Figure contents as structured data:

◆ ◆ ◆

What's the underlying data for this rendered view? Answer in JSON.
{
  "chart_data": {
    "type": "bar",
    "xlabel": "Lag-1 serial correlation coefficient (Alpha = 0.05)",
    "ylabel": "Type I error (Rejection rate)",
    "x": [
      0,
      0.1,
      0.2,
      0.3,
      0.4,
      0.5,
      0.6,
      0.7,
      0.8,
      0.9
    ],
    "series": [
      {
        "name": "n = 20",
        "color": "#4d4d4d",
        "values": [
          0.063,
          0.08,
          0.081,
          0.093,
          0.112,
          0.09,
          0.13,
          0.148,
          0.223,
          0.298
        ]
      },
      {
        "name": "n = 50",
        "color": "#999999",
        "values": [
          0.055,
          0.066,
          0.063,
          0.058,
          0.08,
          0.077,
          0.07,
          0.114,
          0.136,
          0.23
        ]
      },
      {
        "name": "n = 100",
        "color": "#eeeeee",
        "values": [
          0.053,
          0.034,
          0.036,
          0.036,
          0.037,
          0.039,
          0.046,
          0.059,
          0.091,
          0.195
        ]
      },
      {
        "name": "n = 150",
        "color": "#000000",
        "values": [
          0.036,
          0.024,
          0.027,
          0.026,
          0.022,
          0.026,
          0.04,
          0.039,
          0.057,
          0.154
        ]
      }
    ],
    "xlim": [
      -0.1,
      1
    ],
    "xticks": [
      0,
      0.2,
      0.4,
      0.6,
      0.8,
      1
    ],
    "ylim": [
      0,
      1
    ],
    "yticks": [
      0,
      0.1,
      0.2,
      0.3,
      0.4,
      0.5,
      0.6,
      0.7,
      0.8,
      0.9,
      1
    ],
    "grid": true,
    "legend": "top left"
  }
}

◆ ◆ ◆

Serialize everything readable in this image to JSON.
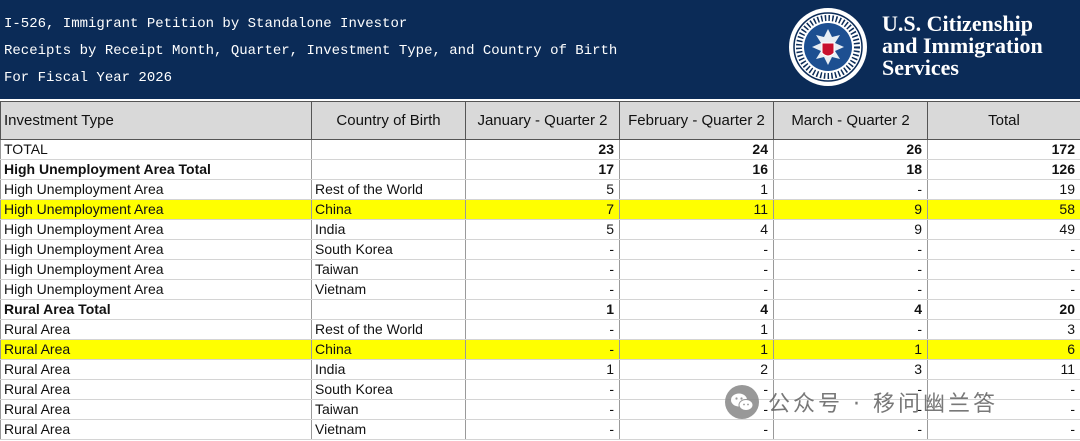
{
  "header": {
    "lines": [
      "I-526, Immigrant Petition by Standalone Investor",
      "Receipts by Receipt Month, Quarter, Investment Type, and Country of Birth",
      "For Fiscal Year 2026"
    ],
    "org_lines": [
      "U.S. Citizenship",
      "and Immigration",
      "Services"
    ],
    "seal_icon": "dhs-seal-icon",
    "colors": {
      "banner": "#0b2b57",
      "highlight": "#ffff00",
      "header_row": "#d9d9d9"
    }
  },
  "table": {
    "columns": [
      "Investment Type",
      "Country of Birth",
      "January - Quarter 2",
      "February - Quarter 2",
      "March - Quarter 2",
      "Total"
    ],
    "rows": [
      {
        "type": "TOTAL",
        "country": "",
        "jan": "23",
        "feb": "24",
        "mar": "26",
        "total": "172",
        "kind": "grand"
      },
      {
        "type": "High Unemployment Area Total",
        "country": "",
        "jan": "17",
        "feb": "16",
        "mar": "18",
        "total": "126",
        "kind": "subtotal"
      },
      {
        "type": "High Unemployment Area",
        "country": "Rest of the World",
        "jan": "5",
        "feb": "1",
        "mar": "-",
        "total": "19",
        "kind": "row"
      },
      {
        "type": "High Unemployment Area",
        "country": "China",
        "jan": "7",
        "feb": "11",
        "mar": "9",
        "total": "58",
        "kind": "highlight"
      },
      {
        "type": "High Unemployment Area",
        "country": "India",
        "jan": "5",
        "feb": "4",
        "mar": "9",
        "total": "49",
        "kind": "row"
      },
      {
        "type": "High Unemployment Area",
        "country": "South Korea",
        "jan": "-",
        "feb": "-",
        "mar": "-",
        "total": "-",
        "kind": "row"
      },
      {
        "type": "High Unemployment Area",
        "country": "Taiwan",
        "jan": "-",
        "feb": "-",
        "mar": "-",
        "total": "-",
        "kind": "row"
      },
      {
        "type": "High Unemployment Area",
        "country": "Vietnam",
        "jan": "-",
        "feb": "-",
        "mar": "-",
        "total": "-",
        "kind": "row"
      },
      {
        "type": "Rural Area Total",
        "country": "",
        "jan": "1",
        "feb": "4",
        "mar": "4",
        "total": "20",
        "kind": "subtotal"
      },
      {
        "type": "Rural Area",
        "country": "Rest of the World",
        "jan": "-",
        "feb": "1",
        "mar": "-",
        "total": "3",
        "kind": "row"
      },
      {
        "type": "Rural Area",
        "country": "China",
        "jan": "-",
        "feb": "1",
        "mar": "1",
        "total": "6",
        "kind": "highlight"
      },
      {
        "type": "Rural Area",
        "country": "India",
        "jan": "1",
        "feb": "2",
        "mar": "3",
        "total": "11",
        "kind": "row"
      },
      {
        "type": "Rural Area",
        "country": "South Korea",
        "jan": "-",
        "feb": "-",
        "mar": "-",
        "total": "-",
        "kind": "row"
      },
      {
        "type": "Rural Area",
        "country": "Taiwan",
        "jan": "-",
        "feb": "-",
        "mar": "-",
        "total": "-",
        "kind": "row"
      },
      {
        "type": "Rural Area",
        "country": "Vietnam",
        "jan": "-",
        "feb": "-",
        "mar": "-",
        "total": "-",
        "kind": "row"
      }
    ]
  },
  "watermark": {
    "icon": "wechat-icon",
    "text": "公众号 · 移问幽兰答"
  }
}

◆ ◆ ◆

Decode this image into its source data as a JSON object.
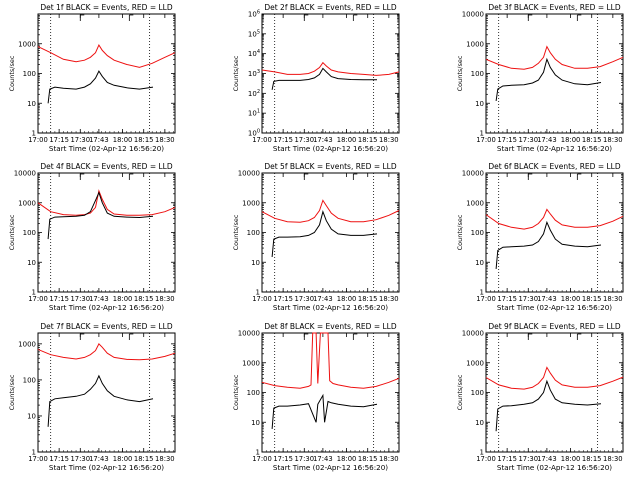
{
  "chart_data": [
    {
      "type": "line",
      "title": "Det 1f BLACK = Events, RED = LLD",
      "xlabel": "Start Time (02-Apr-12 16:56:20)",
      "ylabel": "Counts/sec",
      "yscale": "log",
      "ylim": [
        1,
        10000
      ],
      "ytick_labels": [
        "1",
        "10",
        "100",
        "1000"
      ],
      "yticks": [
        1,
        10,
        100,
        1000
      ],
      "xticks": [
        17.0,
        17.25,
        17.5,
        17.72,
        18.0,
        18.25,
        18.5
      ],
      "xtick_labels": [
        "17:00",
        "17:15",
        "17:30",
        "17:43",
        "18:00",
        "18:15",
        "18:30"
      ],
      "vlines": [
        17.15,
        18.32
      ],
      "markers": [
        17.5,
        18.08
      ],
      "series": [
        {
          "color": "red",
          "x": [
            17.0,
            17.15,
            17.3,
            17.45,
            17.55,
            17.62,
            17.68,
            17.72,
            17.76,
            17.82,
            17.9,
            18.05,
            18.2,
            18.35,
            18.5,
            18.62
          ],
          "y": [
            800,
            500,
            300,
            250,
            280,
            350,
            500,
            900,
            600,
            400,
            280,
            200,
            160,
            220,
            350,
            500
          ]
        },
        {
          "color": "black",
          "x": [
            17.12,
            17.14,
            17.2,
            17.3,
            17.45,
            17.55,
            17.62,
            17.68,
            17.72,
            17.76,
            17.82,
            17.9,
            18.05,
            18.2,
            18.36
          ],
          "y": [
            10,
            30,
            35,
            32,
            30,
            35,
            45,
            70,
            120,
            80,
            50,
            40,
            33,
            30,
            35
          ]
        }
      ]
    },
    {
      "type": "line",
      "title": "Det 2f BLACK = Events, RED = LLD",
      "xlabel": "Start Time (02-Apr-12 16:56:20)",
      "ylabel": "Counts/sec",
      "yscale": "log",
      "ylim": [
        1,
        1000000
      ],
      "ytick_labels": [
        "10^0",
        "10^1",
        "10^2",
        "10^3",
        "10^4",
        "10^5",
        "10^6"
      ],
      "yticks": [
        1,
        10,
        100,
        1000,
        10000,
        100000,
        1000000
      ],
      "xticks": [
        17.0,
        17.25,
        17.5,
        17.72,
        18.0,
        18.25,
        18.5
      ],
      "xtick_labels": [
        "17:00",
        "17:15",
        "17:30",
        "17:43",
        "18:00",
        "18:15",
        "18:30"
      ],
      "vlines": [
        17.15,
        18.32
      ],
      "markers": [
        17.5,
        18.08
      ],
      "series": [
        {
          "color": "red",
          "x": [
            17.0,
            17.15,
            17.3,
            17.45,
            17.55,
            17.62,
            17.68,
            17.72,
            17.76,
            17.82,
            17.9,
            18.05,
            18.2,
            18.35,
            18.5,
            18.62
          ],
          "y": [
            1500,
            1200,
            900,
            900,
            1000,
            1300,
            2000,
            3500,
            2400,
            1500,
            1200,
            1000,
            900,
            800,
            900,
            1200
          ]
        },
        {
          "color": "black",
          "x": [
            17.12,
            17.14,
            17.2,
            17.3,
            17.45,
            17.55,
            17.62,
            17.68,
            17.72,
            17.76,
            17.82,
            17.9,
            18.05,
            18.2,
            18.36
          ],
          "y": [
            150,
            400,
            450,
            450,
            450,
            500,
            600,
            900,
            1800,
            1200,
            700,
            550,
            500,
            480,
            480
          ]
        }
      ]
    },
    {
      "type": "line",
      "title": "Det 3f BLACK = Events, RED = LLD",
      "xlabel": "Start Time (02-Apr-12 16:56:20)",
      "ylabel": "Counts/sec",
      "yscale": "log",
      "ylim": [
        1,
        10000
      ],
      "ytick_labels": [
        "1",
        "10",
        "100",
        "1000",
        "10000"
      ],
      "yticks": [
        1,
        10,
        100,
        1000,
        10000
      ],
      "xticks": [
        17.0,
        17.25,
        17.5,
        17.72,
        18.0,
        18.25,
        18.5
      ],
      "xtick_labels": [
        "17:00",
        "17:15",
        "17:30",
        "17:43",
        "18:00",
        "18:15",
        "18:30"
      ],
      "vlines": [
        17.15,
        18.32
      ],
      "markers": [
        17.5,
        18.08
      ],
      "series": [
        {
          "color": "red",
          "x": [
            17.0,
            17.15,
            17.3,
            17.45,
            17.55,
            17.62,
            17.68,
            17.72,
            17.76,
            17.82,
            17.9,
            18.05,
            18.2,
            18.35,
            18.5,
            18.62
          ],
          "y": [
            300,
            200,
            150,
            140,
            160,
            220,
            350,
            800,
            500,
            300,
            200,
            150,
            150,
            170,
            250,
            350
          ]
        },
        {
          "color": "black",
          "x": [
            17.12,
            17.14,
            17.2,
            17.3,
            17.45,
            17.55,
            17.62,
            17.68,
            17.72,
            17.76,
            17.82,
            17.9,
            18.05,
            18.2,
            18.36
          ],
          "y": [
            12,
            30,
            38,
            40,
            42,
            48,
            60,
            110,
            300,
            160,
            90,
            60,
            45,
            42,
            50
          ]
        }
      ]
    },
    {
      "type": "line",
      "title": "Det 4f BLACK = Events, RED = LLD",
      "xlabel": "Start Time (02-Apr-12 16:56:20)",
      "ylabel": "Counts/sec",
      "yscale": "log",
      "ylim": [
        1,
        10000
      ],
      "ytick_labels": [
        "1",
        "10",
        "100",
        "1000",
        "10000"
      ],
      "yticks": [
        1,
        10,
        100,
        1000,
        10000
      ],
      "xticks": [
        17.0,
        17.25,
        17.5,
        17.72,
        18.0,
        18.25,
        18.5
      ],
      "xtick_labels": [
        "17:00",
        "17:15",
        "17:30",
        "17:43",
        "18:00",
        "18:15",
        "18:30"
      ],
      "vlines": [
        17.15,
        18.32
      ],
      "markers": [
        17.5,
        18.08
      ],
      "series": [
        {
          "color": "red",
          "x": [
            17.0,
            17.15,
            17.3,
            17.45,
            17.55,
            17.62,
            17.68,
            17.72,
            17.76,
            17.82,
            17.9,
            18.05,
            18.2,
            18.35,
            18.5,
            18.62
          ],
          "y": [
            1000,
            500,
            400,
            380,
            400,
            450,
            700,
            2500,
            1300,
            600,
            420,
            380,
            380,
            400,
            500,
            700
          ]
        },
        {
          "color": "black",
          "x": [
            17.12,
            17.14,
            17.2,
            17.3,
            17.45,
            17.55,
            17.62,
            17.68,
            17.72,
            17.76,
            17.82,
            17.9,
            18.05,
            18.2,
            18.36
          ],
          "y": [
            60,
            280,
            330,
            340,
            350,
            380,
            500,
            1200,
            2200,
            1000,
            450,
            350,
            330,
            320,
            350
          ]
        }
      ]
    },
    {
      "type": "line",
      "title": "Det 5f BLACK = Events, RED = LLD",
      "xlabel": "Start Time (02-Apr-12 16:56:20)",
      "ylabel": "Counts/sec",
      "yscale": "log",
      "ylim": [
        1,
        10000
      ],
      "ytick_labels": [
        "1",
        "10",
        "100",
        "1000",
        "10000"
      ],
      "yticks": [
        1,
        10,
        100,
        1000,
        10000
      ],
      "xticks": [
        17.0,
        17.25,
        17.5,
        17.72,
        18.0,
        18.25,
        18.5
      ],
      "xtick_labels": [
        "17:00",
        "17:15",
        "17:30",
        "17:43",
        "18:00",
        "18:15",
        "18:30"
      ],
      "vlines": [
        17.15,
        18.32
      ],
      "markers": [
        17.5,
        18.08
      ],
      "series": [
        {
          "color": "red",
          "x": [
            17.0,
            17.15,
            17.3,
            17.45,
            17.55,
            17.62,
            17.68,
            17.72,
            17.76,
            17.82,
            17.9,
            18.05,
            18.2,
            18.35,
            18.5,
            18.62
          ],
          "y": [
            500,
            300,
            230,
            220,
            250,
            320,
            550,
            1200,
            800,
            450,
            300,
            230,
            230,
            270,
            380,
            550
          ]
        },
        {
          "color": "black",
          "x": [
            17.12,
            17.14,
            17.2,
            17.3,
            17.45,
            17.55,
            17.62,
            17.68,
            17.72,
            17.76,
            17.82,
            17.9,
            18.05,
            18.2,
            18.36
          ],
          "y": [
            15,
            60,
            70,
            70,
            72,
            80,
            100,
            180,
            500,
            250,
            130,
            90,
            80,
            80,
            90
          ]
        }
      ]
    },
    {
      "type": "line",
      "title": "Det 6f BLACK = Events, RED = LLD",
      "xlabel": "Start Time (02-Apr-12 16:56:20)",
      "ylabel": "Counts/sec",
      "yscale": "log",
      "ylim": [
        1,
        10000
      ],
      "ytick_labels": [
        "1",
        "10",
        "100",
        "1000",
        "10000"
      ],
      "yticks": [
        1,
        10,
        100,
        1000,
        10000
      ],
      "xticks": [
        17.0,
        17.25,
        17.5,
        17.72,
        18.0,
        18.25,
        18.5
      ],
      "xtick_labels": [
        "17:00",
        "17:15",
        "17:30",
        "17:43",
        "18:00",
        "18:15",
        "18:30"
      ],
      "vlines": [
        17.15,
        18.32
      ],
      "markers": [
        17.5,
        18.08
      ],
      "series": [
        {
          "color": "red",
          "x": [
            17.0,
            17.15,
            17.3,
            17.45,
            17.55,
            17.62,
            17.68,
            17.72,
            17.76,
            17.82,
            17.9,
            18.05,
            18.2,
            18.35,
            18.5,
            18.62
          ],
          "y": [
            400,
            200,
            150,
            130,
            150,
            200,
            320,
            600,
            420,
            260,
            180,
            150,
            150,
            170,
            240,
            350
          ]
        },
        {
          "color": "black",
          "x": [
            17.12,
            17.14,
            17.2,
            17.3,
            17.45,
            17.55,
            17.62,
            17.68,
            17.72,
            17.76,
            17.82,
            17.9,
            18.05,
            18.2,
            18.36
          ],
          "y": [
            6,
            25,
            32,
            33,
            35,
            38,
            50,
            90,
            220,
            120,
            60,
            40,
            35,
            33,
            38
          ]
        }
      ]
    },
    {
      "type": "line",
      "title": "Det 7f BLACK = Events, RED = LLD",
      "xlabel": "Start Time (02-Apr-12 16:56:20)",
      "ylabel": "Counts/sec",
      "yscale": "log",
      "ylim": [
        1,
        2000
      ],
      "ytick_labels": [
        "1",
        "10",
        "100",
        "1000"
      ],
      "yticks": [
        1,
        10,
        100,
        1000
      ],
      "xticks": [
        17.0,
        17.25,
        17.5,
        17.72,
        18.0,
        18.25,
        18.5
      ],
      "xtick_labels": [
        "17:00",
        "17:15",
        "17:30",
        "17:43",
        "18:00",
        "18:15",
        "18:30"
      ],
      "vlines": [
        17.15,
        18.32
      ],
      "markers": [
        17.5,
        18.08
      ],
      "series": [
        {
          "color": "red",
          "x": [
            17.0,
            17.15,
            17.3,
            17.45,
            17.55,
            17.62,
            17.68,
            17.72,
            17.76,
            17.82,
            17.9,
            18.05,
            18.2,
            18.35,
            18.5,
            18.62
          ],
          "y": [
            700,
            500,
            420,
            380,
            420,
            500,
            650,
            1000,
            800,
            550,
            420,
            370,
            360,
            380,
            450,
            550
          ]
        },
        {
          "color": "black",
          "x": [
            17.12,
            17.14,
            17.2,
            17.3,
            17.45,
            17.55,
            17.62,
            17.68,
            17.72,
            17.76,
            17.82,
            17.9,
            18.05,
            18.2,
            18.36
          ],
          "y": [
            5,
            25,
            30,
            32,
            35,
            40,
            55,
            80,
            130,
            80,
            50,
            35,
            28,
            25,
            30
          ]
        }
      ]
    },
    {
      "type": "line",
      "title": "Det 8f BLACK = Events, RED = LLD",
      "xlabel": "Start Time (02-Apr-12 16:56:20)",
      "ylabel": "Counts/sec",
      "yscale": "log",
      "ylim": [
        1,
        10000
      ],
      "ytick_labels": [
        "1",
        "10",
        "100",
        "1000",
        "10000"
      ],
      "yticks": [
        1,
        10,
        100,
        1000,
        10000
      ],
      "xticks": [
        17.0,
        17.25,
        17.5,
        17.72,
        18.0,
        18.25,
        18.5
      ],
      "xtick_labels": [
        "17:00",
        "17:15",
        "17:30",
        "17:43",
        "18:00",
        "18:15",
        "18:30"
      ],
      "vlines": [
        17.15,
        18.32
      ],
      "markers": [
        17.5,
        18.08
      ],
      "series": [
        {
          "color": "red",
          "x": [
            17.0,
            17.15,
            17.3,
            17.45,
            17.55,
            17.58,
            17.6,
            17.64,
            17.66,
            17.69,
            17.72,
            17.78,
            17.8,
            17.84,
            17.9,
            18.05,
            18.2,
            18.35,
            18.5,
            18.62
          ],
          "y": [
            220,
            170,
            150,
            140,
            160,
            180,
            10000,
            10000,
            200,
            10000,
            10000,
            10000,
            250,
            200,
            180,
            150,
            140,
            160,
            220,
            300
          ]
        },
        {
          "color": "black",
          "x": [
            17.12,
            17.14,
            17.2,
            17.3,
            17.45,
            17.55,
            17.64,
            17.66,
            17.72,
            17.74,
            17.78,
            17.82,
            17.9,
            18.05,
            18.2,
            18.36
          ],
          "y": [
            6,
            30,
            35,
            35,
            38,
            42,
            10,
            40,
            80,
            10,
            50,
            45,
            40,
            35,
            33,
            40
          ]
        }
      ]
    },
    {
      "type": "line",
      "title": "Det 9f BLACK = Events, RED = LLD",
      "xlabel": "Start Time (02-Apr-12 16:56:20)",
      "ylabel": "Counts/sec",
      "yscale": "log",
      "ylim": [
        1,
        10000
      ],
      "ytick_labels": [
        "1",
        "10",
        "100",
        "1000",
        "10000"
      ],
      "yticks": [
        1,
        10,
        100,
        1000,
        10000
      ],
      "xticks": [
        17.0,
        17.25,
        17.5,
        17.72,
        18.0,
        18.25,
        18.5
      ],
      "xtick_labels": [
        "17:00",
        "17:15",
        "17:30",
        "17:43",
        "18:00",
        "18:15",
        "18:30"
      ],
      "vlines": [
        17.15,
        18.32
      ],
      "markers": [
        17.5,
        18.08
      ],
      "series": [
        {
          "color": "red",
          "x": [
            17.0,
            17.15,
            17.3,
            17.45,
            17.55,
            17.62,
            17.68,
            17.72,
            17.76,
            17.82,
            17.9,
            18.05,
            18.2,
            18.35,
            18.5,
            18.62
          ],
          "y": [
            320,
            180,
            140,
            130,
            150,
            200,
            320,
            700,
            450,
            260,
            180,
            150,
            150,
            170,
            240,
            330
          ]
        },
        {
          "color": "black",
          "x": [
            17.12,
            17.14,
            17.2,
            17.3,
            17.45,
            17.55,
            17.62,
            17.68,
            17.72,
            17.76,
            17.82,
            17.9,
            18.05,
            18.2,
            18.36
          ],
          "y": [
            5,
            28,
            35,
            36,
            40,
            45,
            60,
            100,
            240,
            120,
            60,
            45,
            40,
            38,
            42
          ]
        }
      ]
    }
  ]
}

◆ ◆ ◆

Given task
Within the data above, count the lines that contain the string "Quarter"; the reply is the number alone.

Written solution
4